_Task brief_
From the material below, list every line containing "della".

Records from a data source
* start *

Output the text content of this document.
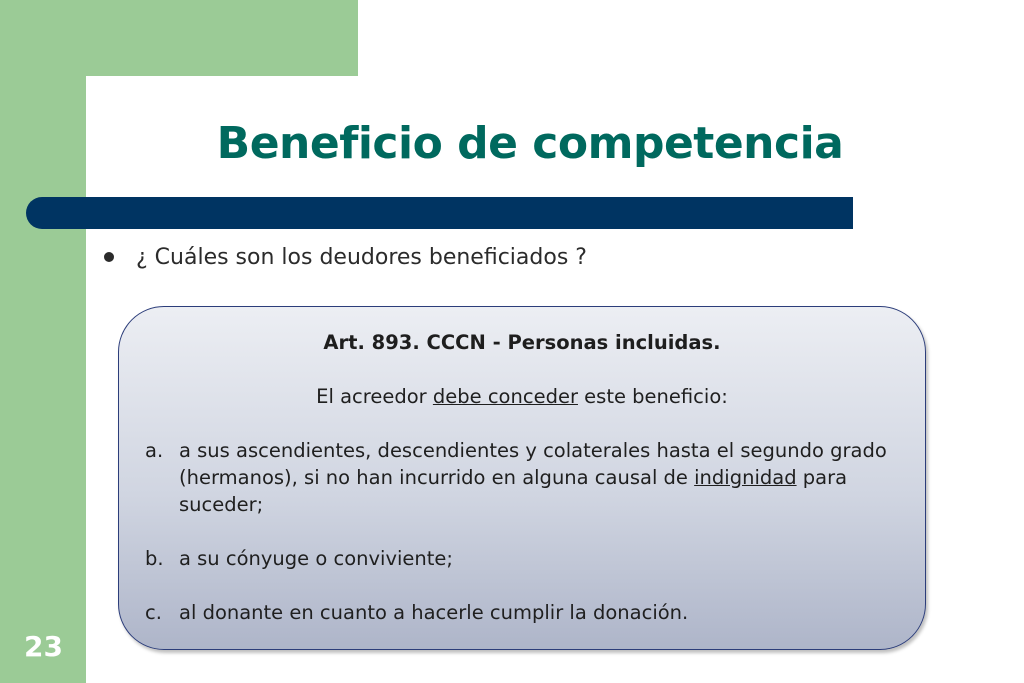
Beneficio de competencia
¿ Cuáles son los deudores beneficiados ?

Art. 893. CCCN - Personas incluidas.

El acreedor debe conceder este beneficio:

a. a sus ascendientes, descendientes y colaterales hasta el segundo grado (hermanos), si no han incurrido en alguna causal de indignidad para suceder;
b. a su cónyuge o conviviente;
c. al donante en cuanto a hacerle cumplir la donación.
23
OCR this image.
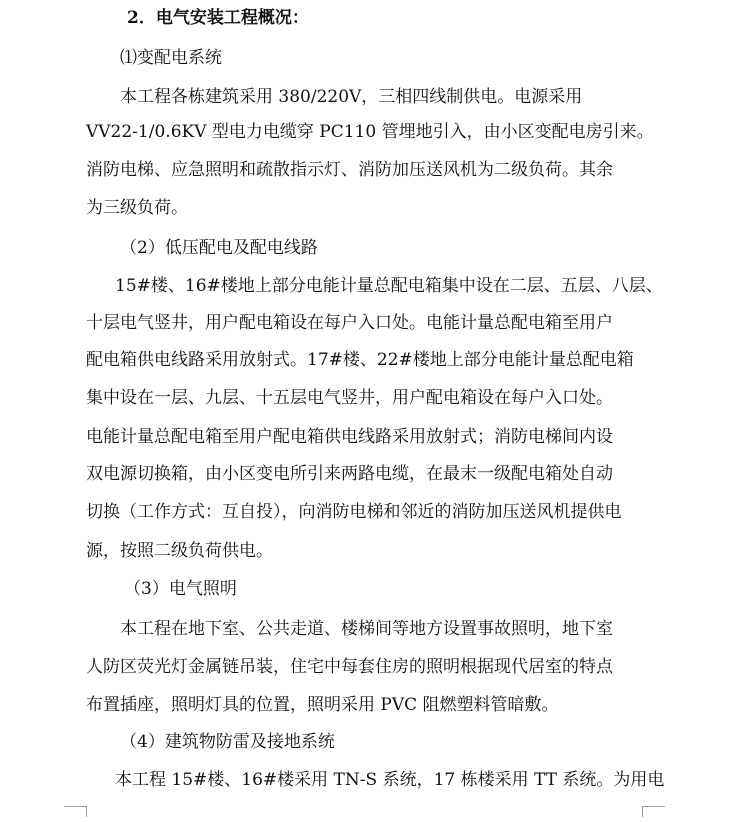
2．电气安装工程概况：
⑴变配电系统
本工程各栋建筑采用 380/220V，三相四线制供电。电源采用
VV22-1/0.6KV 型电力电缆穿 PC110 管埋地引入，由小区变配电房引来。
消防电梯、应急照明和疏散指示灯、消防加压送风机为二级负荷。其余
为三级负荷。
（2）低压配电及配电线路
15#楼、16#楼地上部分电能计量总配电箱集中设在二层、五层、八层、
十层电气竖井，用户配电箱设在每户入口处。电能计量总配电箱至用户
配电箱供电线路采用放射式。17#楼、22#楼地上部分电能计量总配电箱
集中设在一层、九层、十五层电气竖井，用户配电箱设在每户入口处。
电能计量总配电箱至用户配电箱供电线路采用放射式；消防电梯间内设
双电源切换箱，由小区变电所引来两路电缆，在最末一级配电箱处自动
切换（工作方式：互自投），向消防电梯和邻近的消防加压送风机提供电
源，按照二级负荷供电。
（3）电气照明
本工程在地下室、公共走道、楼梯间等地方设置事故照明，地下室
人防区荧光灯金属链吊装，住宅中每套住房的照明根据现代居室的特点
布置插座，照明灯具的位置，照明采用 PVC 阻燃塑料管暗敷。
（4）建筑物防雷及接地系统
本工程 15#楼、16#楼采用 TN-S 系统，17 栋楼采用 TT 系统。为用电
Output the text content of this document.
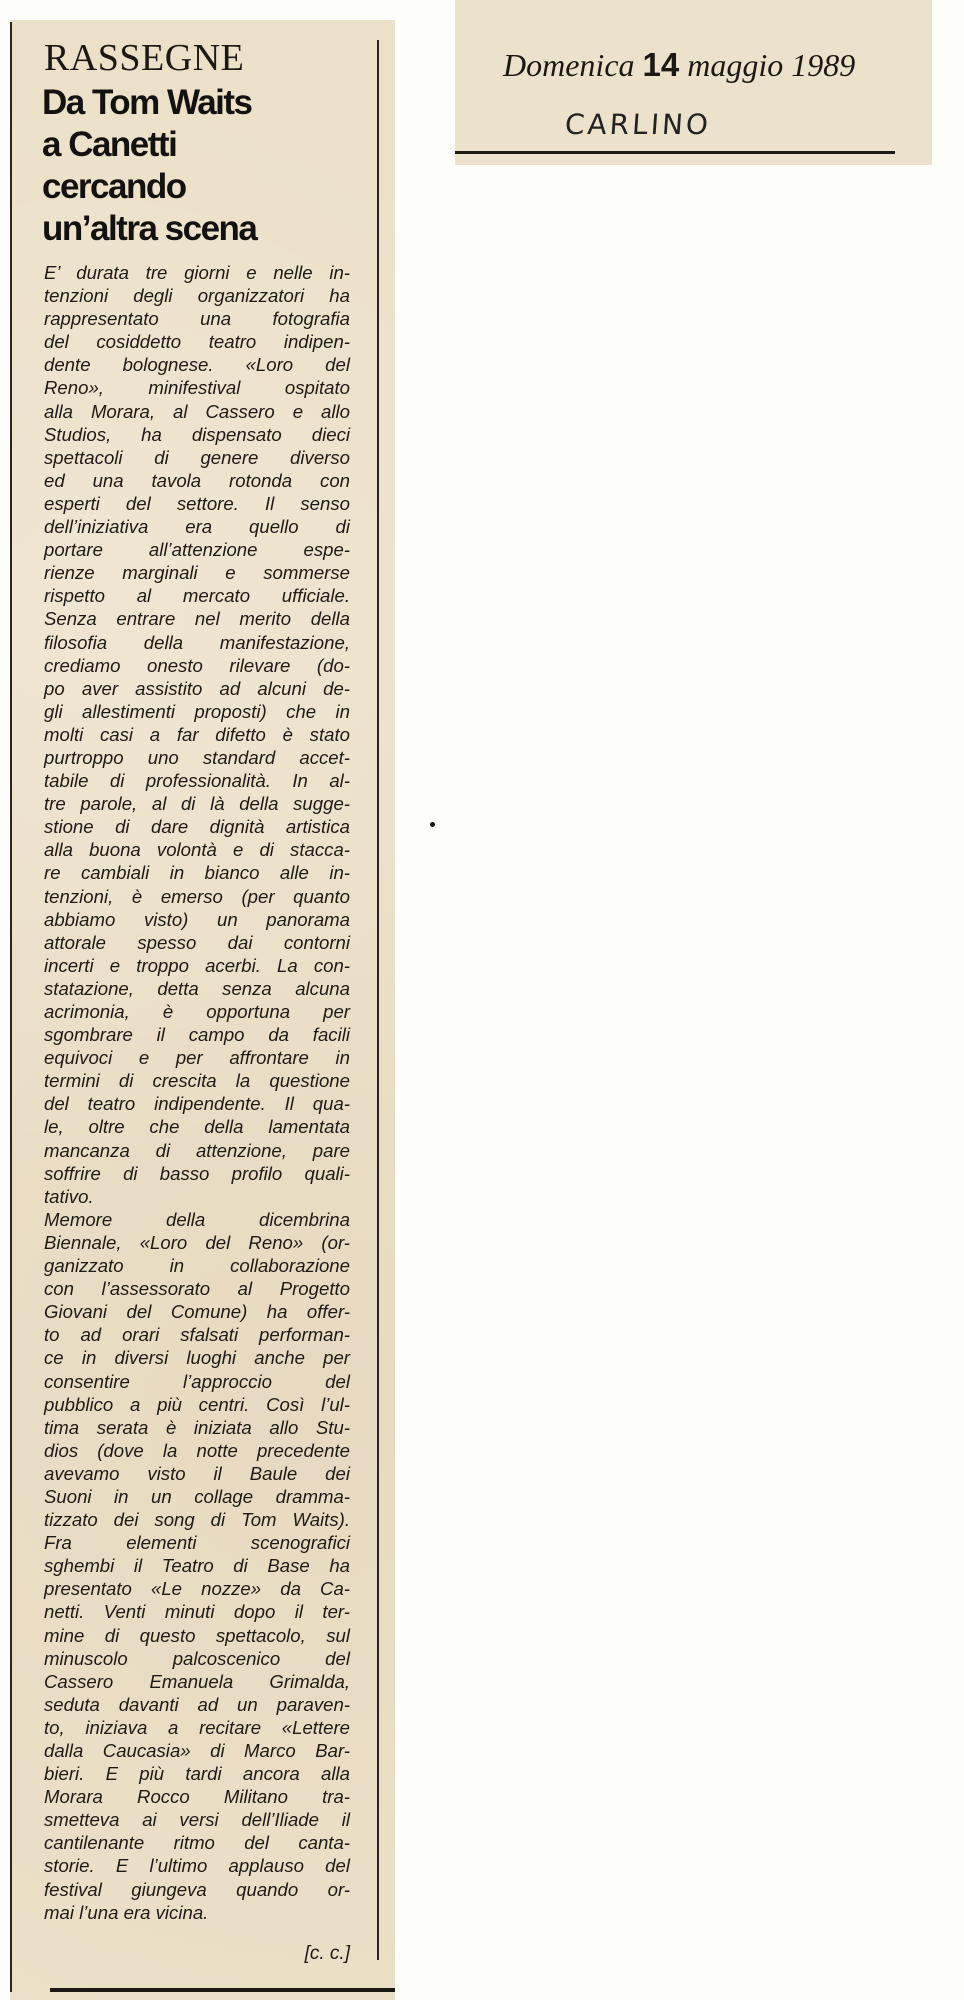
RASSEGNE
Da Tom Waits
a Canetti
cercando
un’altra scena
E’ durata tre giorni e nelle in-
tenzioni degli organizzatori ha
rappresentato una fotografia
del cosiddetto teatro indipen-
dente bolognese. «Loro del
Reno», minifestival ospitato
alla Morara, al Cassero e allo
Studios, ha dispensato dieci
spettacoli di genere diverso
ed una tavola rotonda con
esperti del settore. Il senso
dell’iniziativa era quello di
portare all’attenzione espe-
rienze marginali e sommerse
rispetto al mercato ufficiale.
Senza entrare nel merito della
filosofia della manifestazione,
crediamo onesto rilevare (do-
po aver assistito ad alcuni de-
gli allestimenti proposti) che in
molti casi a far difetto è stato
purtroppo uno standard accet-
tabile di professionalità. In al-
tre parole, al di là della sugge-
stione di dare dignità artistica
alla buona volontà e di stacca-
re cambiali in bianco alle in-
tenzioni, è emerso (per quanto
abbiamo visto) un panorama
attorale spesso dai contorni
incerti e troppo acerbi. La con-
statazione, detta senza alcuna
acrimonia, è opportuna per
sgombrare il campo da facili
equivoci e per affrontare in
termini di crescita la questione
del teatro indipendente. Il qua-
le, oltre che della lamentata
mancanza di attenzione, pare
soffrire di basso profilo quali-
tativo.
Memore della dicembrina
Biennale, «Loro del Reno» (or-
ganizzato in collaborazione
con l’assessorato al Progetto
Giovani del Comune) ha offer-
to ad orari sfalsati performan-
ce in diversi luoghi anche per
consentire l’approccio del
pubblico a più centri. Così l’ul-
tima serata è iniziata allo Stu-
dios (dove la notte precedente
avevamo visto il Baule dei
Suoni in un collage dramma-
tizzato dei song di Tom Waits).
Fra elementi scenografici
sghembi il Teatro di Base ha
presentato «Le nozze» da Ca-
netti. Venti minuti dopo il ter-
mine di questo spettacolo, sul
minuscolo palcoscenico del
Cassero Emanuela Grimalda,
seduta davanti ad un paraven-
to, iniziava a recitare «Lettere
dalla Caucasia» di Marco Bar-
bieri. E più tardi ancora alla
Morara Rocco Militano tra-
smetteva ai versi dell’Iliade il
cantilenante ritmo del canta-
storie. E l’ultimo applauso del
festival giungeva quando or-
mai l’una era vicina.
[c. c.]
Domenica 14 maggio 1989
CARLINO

* end *

_In response_
Senza entrare nel merito della
filosofia della manifestazione,
tre parole, al di là della sugge-
le, oltre che della lamentata
Memore della dicembrina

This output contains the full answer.